**Source extract**
********************
I have Windows 10. I have thousands of home movies.  They are organized into folders that are named after the date the movies were taken.  Over the years, I copied them to other hard drives.  (I copied the entire directory structure to keep the folder names intact).  I am using Adobe Premiere Elements Organizer, and it shows many of the dates hugely wrong - possibly they are the dates the folders were copied.    The DateTimeOriginal exif entry appears to be correct on all of them, but Adobe apparently ignores that entry. 

I saw other posts on how to copy the DateTimeOriginal to FileModifyDate and FileCreateDate.  I used the following command, but it did not do anything:

ExifTool "-FileCreateDate<DateTimeOriginal" "-FileModifyDate<DateTimeOriginal" 20110520230206.mts

Attached is a screenshot.  You can see that, after I executed that command line, I viewed the various date entries and the FileCreateDate and FileModifyDate do not match the DateTimeOriginal.

Any help would be greatly appreciated. I have hundreds of videos that are showing up in my organizer completely out of order.


StarGeek

The file system time stamps are always in the local time for the computer.  2011:05:20 23:02:06-05:00 is the same time as 2011:05:21 00:02:06-04:00, just in a different time zone.

It would be possible to set those timestamps to 2011:05:20 23:02:06, but the timezone will still be -04:00 and if you show the files on a computer in the -05:00 timezone, then the date will shift to 2011:05:20 22:02:06.
* Did you read FAQ #3 and use the command listed there?
* Please use the Code button for exiftool code/output.
 
* Please include your OS, Exiftool version, and type of file you're processing (MP4, JPG, etc).

Tyrop

Thank you!!  I did not know that.  I should have tried the command on a file that had very different dates.  I just tried it and I see it worked!
********************
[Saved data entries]
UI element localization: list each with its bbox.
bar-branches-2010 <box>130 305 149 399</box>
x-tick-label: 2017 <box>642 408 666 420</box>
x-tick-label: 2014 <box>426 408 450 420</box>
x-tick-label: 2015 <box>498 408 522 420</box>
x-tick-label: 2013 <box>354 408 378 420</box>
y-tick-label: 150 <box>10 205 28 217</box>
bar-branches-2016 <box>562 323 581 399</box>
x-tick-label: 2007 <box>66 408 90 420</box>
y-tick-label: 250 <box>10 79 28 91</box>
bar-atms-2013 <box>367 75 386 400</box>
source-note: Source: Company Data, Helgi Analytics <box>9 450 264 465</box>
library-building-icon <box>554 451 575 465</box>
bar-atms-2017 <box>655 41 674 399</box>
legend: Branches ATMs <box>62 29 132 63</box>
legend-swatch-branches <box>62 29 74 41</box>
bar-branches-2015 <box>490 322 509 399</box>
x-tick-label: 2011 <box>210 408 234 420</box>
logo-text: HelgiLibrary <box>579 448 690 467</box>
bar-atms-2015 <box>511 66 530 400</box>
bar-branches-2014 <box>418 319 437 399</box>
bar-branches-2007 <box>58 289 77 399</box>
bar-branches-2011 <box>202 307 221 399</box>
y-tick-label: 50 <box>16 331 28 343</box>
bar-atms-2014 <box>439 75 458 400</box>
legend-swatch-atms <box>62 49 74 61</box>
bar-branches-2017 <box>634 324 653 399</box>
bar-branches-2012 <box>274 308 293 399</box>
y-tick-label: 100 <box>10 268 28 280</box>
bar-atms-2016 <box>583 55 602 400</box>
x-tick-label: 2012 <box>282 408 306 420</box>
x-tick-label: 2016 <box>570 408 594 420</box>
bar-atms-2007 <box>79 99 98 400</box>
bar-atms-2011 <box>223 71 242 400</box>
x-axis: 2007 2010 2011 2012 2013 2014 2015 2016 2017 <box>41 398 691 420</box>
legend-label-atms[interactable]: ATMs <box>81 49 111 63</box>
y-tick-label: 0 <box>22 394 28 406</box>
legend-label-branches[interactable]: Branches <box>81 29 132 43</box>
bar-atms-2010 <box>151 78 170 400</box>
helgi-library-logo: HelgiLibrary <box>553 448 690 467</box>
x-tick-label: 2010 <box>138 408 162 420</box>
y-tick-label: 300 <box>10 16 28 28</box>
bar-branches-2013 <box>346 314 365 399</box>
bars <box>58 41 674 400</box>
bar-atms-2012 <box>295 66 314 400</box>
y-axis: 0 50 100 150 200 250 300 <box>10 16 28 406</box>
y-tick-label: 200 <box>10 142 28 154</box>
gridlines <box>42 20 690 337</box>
********************
**Required work**
1. In the forum thread, which program shows many of the home movie dates wrong?
2. Echo the forum thread from "The file system" up to and including "to 2011:05:20 22:02:06." without any changes.
You won't need these lines.

**Replies**
1. Adobe Premiere Elements Organizer.

2.
The file system time stamps are always in the local time for the computer.  2011:05:20 23:02:06-05:00 is the same time as 2011:05:21 00:02:06-04:00, just in a different time zone.

It would be possible to set those timestamps to 2011:05:20 23:02:06, but the timezone will still be -04:00 and if you show the files on a computer in the -05:00 timezone, then the date will shift to 2011:05:20 22:02:06.